::: Source text :::
Nokia Corp. Wednesday rolled out an enhancement to its line of security appliances to make them more resilient, letting companies and service providers cluster as many as four appliances with load-balancing and failover capabilities.
The IP Clustering feature can be used to scale up firewall or IP VPN (Internet Protocol virtual private network) functions provided through Check Point Software Technologies Ltd. software on Nokia's security appliances. It allows as many as four boxes to work as a single entity, with a single external and a single internal IP address.
Nokia announced in December 2001 that clustering would be available in the first quarter of this year. Its plans, which now call for worldwide commercial availability in August, were pushed back by the difficulty of product development, said Dan MacDonald, vice president of marketing and product management at Nokia Internet Communications.
"It's taken longer to deliver that product at the level of quality that the market demands," MacDonald said.
The IP Clustering technology distributes packet processing among the four appliances and redistributes it to the remaining boxes in the event a system fails or is removed for maintenance. Users' VPN sessions can continue without interruption, according to Nokia.
Nokia, in Espoo, Finland, offers a range of security appliances, from the IP330 for small businesses and remote offices to the IP740 for service providers and large enterprises. All come with Nokia's IPSO (IP Security Operating System), which includes Check Point's firewall and VPN software as well as Internet Security Systems Inc. intrusion detection software, said MacDonald. Through a partner program, Nokia is adding other security functions from other third parties to the devices.
The company plans later to offer clustering for other functions and to expand clustering beyond four devices, MacDonald said.
"Clustering is such a deep process that you need to do it one application at a time," MacDonald said.
IP Clustering is an improvement upon an earlier failover technique used by Nokia called VRRP (Virtual Router Redundancy Protocol). That approach required a backup device to stand by inactive, waiting to take over in case of a failure.
"With clustering, you're able to make the two (or more) boxes all active," MacDonald said.
The clustering capability will become available worldwide in August in version 3.6 of IPSO. That version also will include disk mirroring capability, which will allow for redundant disks in a single Nokia security appliance, providing another reliability tool. The new capabilities will be available to current customers at no extra charge.
::: Data :::
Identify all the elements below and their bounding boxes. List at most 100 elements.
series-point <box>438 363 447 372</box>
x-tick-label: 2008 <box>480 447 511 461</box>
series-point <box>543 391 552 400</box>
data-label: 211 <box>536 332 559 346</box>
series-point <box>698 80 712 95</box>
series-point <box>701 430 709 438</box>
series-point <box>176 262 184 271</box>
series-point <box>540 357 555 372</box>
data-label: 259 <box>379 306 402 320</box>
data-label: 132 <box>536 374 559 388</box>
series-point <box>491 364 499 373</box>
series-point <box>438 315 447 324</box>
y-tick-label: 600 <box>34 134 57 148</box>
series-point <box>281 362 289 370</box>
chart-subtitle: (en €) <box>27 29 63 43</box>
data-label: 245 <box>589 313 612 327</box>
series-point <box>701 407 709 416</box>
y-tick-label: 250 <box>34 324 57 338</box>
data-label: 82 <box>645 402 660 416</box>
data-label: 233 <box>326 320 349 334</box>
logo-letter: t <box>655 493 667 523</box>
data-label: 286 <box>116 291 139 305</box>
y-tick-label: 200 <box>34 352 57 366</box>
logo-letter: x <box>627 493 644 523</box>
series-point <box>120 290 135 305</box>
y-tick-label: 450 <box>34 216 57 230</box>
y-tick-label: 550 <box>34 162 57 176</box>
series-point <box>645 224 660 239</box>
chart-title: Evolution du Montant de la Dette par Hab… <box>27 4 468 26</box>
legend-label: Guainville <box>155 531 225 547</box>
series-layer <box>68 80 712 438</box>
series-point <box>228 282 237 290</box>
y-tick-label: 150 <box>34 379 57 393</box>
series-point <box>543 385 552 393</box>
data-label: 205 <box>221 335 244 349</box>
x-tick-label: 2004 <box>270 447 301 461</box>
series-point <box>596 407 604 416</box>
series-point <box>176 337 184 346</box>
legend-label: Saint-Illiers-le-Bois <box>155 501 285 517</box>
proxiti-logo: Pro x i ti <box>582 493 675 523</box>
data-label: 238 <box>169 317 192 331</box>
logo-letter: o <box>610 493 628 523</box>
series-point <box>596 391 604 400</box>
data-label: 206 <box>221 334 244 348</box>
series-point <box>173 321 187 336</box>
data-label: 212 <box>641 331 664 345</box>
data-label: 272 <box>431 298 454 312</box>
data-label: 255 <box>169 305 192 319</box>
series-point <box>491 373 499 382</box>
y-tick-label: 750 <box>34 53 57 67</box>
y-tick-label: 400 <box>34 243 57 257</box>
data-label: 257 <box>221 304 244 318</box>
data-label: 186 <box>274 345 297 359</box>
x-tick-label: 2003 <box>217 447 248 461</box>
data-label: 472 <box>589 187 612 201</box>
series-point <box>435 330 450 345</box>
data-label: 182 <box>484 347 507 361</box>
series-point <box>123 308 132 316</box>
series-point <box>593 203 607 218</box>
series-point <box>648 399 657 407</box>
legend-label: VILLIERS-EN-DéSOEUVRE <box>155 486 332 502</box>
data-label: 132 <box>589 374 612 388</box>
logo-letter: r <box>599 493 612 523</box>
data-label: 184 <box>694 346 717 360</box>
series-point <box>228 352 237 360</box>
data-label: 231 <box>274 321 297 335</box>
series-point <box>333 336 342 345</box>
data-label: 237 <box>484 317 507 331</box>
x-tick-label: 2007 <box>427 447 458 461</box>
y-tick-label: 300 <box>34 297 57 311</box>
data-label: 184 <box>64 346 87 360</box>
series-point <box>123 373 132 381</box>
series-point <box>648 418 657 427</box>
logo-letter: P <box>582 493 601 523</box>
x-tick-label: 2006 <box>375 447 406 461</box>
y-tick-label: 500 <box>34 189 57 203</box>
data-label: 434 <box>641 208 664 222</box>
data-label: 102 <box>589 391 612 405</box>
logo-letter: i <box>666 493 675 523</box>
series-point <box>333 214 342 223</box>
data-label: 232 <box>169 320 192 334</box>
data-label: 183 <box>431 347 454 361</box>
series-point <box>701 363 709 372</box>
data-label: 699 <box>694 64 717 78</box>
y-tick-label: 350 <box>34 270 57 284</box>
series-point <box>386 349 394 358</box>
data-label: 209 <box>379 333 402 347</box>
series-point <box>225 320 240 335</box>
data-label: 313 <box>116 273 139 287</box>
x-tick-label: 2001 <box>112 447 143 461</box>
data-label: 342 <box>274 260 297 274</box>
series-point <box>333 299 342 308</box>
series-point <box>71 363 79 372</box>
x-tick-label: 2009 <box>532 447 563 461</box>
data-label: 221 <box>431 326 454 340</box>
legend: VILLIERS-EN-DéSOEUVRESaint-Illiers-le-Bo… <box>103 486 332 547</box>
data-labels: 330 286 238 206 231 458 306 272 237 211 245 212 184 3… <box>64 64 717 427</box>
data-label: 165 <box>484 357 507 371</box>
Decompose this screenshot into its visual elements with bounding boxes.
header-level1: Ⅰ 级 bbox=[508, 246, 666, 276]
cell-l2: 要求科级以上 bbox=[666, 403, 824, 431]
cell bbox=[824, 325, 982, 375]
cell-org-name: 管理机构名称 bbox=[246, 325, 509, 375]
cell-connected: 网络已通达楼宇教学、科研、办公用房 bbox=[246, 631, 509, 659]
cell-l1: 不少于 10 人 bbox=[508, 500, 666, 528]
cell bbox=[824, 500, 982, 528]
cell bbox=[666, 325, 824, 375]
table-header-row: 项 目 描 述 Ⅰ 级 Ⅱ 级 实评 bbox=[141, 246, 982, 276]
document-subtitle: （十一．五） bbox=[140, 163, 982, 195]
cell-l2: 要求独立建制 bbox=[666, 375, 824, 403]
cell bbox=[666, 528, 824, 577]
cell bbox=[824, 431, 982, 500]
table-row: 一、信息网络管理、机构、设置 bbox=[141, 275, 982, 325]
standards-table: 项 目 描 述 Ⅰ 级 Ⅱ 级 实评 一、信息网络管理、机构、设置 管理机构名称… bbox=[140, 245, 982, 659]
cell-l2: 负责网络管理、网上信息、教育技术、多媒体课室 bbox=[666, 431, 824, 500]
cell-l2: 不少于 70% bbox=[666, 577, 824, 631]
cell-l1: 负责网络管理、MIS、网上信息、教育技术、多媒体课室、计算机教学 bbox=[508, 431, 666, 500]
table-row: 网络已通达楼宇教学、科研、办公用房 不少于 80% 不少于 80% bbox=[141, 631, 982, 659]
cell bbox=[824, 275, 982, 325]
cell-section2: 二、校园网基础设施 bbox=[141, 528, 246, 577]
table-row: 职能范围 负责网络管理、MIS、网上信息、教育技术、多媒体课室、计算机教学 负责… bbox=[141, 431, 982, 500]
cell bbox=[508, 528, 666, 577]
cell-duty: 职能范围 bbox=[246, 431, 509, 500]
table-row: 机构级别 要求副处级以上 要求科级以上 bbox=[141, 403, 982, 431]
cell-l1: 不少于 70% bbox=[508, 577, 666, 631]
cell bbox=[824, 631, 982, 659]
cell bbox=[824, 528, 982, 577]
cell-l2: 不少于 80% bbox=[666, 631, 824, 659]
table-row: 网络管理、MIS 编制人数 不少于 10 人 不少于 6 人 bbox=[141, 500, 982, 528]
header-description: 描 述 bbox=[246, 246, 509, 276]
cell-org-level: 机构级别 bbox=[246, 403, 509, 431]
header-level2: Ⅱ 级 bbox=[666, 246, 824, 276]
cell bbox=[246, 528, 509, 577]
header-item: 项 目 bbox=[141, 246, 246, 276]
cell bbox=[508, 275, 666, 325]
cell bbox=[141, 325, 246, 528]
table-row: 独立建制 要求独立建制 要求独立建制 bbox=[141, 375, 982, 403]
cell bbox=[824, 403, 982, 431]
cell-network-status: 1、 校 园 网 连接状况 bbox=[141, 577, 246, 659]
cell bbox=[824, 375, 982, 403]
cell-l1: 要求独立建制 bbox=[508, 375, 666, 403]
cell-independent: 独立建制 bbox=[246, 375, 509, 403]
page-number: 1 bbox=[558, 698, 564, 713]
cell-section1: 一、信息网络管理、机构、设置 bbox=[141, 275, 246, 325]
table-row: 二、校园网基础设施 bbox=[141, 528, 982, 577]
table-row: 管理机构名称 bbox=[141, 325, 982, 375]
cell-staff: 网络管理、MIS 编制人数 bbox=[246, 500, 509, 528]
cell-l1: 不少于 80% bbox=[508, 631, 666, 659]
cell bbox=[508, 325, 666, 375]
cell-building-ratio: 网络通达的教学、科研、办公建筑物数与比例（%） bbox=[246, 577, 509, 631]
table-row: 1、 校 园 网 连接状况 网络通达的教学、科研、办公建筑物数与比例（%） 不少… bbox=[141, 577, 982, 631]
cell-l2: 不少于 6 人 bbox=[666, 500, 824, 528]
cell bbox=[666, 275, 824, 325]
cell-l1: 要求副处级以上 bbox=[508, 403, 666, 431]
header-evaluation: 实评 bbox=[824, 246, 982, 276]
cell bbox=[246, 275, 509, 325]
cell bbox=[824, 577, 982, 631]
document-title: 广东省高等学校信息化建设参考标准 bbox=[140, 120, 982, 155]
:::
● Complete the following
1 > In the article about Nokia's IP Clustering, which version of IPSO will bring the clustering capability worldwide?
2 > Using the article about Nokia's IP Clustering, explain why clustering slipped from the first-quarter availability Nokia had announced to August.

● Results of the exercise
1 > Version 3.6 of IPSO.

2 > According to Dan MacDonald, the difficulty of product development pushed the plans back. He said it took longer to deliver the product at the level of quality the market demands.